Task:
Search the entries for the word "title" and pull out each line that has it.

--- start ---

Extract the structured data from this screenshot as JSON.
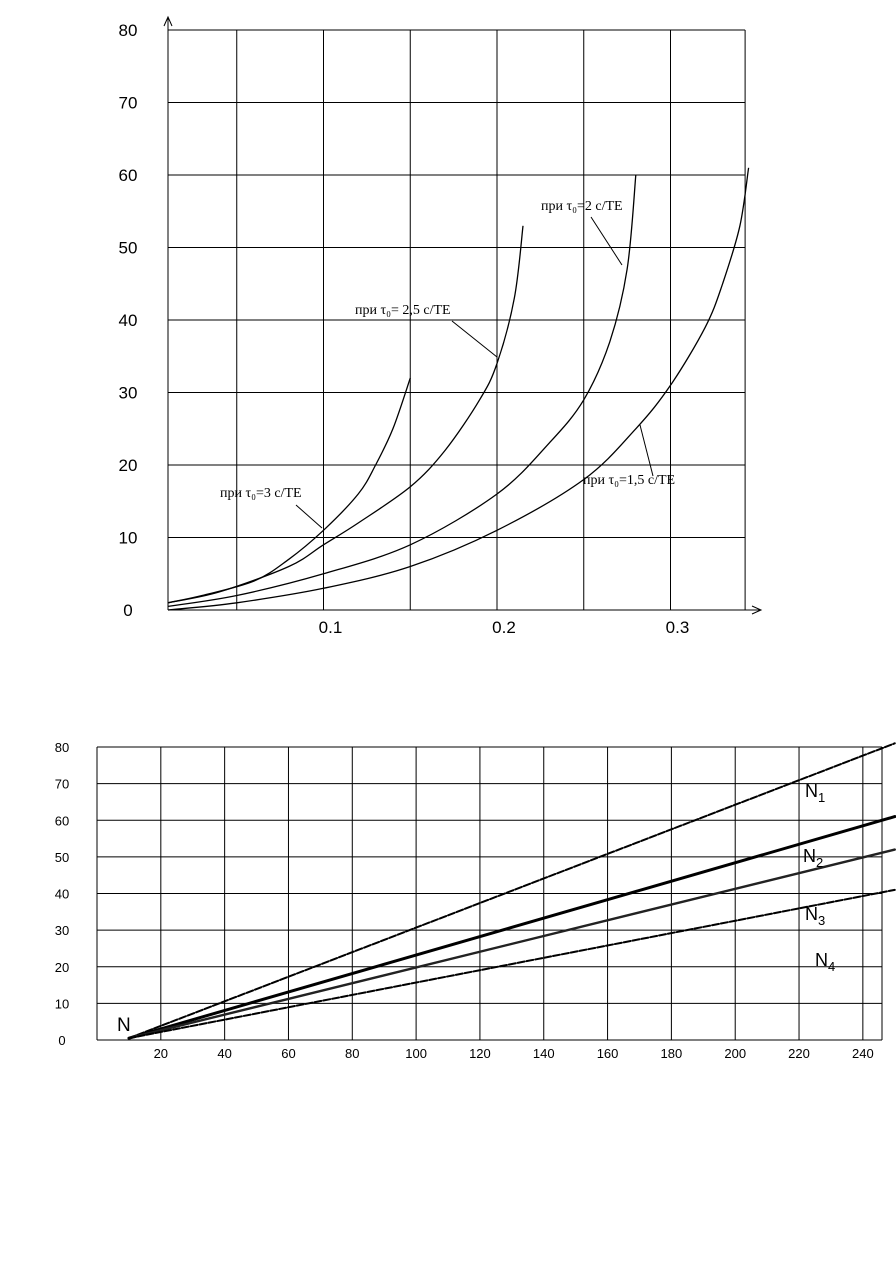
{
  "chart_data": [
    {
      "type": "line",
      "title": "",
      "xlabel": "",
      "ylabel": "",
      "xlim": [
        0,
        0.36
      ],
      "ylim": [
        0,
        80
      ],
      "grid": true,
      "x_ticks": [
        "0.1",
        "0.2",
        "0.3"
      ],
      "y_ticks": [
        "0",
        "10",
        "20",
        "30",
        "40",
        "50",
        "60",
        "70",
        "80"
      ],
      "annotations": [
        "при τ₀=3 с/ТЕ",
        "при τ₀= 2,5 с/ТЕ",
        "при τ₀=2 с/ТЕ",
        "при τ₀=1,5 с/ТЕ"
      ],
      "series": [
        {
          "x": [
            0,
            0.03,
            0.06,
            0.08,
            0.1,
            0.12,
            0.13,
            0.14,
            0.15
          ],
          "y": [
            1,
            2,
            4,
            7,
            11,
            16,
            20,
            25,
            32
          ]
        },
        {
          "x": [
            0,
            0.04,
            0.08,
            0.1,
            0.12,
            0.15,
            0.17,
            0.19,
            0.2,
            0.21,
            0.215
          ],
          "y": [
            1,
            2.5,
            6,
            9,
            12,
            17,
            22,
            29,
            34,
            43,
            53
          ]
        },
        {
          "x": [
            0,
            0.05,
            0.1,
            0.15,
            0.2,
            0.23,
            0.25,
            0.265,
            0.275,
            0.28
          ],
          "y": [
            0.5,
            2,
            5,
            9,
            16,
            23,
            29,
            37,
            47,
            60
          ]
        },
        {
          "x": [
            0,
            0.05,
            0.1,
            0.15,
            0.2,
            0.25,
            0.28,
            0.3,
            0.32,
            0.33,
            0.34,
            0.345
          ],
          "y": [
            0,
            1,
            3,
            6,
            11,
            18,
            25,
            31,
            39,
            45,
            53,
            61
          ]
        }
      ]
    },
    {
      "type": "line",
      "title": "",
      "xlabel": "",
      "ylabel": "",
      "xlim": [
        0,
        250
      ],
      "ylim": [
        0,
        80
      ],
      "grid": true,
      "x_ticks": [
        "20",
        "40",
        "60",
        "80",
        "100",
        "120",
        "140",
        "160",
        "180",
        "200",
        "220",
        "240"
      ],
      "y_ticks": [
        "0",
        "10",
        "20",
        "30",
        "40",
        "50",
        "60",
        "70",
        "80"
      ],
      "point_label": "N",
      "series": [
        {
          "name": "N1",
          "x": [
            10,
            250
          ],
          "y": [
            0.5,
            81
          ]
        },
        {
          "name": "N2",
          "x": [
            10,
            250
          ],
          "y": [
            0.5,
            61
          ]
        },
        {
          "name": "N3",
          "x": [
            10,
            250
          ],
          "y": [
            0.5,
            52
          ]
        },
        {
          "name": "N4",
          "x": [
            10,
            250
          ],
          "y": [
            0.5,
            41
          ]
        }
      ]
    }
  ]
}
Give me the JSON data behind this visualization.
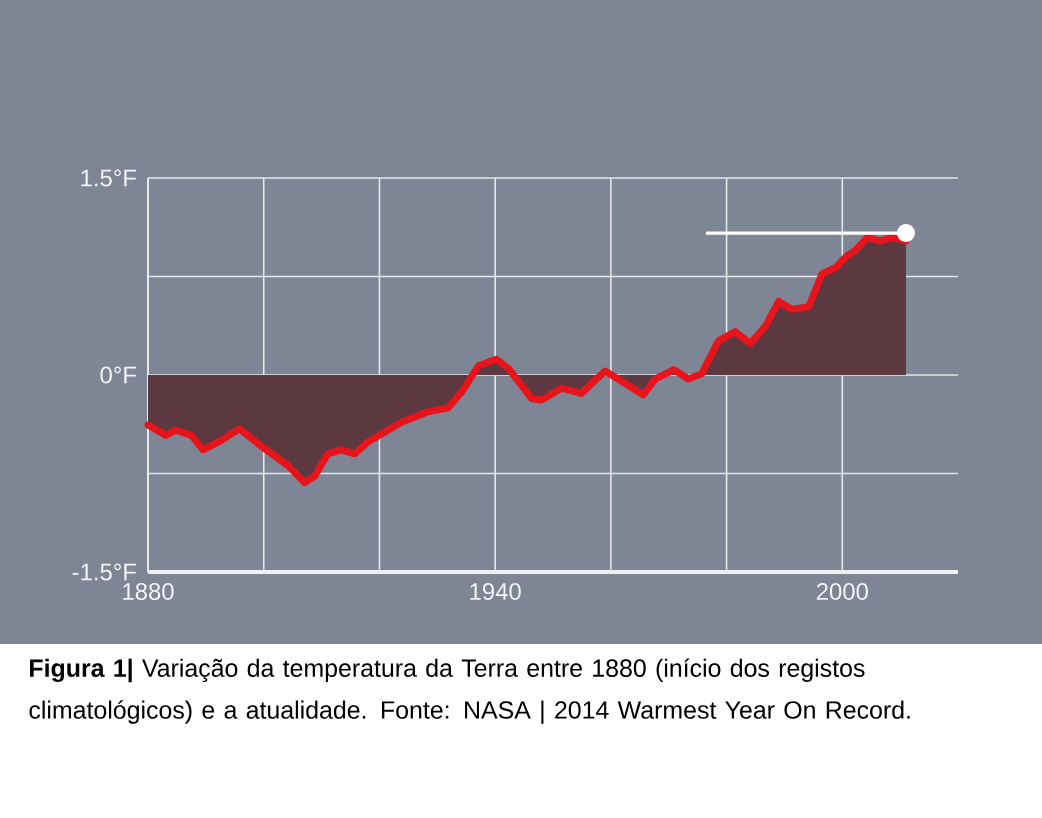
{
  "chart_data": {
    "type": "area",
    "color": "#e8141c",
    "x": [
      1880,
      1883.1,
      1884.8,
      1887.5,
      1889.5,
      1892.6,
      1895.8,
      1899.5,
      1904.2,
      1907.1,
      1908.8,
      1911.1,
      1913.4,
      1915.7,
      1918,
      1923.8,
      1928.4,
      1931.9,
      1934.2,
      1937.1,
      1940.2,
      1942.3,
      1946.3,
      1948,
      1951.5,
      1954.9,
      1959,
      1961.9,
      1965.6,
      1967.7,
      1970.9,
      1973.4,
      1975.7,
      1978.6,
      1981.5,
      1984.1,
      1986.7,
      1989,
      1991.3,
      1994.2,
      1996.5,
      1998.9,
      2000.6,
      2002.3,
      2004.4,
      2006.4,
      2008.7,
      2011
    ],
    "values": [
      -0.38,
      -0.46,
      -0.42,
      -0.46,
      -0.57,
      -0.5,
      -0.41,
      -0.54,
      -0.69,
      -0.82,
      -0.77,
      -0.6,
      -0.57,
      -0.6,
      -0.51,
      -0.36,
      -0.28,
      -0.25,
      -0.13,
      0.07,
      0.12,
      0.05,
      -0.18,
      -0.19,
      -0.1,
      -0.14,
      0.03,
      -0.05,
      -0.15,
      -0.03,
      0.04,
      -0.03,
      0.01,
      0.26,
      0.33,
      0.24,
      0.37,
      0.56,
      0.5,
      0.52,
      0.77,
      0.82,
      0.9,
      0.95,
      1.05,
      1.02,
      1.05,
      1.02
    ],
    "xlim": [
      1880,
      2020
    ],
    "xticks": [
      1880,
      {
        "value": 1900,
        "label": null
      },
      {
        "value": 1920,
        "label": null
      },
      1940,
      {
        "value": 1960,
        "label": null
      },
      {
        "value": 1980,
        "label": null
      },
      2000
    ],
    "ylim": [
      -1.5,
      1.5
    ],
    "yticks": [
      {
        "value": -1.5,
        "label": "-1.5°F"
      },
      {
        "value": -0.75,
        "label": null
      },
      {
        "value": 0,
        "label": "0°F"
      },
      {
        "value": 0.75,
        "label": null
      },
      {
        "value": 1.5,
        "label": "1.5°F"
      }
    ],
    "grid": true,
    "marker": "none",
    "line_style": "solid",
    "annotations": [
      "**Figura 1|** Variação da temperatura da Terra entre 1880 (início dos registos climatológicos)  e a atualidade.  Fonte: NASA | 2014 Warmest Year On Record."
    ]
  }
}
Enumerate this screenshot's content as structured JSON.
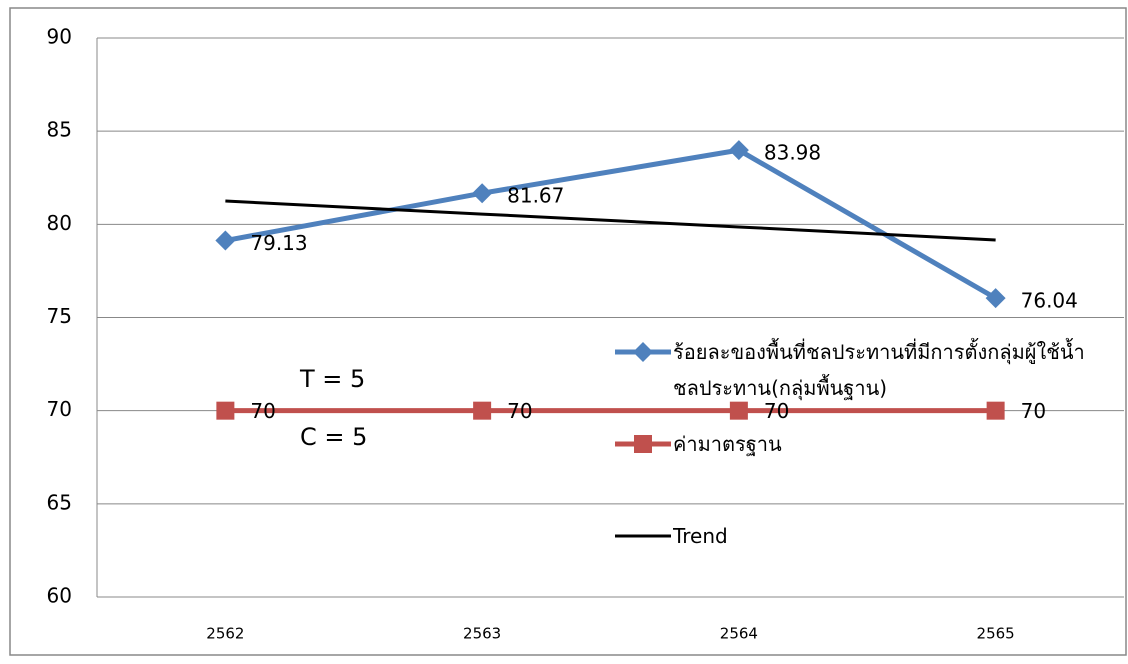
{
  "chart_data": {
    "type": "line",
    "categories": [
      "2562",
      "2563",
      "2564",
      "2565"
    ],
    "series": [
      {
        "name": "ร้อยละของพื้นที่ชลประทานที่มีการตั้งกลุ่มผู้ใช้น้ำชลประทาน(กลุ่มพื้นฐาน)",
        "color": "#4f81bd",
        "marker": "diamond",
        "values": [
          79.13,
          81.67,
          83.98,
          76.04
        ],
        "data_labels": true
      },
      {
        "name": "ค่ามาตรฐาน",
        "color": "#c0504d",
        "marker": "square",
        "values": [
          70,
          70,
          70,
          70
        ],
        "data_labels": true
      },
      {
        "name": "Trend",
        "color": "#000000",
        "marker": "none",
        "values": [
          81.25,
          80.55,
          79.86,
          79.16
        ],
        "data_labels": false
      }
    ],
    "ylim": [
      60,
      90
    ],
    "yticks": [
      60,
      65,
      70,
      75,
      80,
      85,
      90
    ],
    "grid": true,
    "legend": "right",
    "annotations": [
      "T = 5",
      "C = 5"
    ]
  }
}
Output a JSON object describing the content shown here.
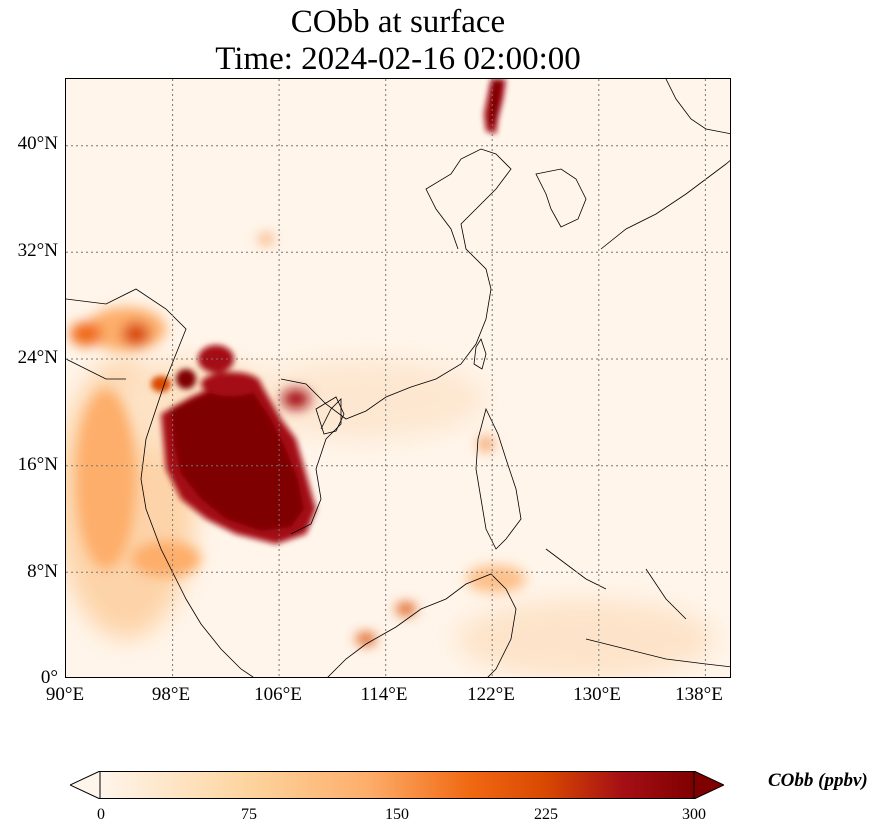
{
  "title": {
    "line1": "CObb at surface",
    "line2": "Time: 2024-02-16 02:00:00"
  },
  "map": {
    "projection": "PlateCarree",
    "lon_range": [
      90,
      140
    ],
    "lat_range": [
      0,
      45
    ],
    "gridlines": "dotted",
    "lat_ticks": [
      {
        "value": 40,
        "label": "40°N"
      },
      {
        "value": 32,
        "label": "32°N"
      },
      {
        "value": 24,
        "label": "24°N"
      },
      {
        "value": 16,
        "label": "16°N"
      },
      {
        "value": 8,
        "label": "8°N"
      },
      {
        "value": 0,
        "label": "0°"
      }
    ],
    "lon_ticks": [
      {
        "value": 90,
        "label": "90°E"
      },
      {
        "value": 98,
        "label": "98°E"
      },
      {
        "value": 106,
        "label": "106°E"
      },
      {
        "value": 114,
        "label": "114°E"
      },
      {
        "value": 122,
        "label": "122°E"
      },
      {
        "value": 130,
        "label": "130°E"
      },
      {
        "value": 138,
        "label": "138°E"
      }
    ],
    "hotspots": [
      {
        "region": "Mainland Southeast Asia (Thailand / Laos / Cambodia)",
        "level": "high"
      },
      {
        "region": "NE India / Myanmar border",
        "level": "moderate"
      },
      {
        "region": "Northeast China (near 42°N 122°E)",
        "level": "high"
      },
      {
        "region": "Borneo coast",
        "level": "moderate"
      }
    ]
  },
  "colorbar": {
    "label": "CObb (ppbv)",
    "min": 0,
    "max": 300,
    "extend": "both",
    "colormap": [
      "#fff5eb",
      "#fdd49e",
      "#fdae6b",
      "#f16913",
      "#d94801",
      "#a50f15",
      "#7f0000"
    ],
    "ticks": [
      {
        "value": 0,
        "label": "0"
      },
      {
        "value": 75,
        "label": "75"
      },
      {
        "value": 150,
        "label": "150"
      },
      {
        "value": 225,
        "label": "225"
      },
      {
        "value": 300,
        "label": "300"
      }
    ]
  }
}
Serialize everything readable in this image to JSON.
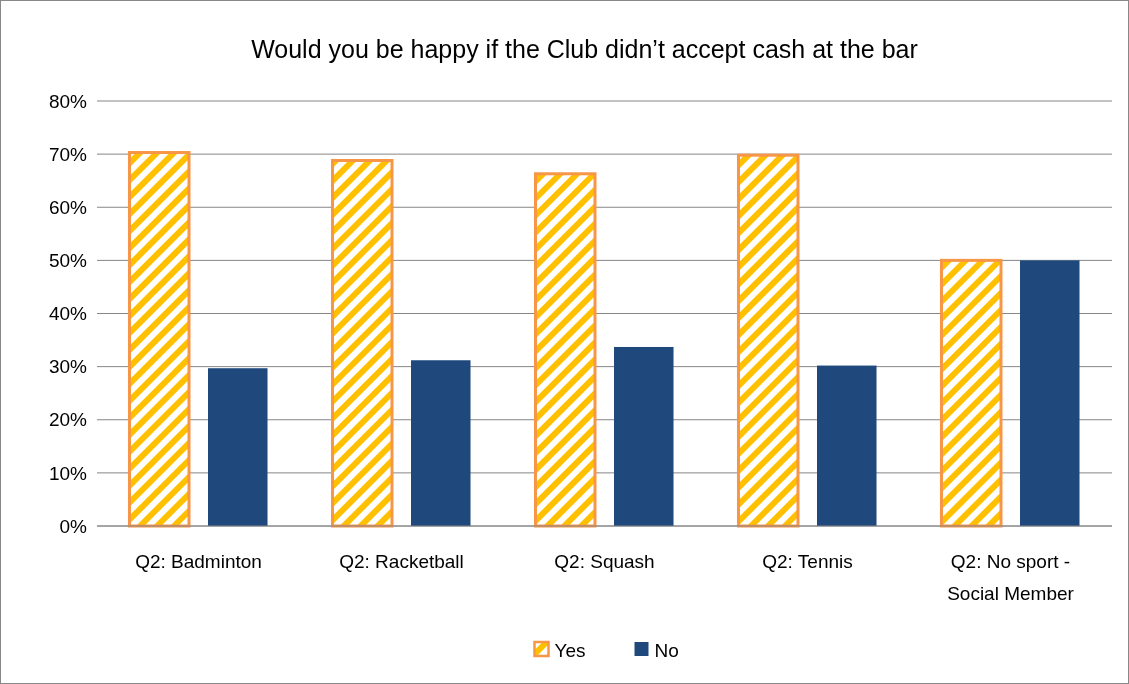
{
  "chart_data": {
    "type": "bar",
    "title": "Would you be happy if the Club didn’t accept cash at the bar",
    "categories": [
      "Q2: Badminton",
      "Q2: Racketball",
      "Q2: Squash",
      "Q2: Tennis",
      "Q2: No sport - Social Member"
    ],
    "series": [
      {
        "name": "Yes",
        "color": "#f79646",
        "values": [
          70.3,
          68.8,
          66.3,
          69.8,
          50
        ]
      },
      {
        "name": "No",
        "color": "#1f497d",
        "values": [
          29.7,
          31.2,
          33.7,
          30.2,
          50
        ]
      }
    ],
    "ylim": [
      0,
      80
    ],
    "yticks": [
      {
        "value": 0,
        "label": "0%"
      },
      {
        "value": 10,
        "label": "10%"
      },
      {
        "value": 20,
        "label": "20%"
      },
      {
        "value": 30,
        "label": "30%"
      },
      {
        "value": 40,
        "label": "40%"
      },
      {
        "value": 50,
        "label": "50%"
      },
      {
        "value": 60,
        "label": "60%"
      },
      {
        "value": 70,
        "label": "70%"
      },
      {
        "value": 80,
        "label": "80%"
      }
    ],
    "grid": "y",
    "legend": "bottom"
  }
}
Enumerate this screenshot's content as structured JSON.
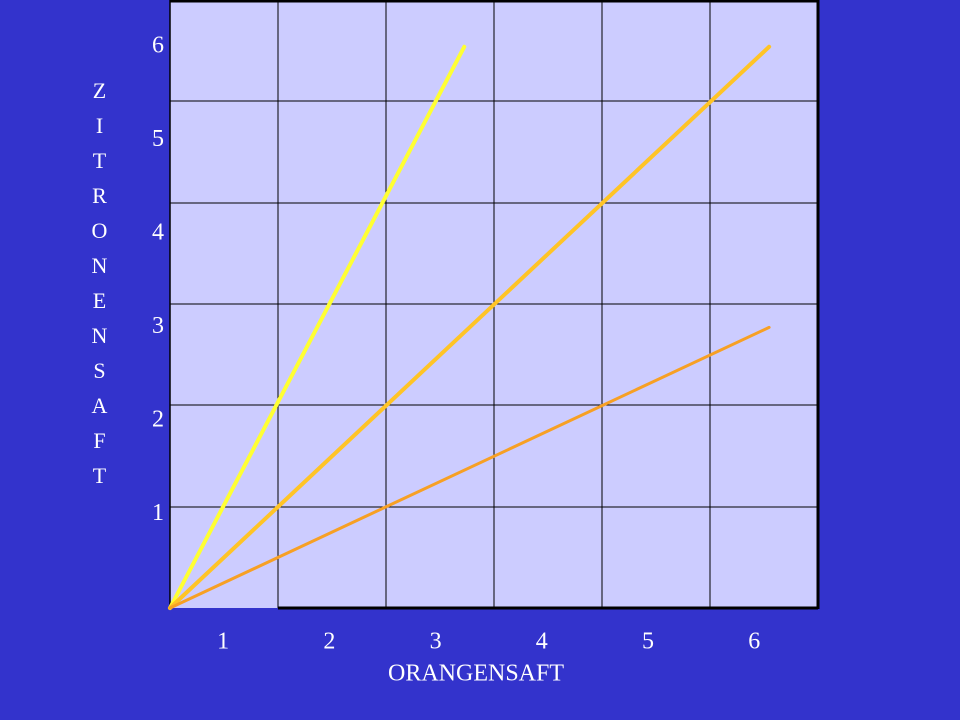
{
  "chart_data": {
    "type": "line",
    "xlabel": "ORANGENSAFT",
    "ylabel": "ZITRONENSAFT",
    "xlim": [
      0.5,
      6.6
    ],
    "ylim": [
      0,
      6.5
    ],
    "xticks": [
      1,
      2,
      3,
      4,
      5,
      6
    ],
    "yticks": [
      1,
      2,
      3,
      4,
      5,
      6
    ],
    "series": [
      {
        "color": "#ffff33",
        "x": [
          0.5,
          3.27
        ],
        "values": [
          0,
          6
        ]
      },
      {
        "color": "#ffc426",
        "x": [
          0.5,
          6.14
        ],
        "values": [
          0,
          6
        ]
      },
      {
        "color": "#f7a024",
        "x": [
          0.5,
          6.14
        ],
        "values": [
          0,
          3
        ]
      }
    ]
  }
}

--- end ---

Exercise solution:
      "title": "",
      "title": "",
  "title": {
    "title": "Would you be happy if the Club didn’t accept cash at the bar",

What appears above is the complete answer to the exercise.